Go through the lines below. Copy those with "化工工艺".

%%

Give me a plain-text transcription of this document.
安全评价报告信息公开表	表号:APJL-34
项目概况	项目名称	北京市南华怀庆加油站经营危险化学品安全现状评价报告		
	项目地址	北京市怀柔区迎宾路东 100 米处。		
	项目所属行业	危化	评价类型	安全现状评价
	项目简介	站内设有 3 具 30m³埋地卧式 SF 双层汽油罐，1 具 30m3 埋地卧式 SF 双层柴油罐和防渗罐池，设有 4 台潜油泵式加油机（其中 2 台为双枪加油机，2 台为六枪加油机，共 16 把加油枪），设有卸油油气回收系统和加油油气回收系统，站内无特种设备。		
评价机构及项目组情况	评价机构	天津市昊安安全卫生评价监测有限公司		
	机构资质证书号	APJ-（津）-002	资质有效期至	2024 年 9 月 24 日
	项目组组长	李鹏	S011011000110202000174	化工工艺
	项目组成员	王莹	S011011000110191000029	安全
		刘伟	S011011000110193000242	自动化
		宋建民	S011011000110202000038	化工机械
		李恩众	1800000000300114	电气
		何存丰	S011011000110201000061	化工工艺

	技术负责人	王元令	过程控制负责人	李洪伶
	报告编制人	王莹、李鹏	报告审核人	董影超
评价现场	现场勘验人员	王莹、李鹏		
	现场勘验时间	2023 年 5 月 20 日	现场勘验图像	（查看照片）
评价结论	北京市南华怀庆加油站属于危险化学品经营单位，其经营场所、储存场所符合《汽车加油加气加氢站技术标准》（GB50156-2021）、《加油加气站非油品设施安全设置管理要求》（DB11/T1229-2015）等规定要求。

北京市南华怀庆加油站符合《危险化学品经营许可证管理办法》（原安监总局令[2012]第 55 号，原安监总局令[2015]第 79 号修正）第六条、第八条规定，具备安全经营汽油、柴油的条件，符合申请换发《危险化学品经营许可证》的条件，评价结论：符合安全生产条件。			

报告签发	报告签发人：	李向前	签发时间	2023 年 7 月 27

%%

__EXERCISE SOLUTION__:
	项目组组长	李鹏	S011011000110202000174	化工工艺
		何存丰	S011011000110201000061	化工工艺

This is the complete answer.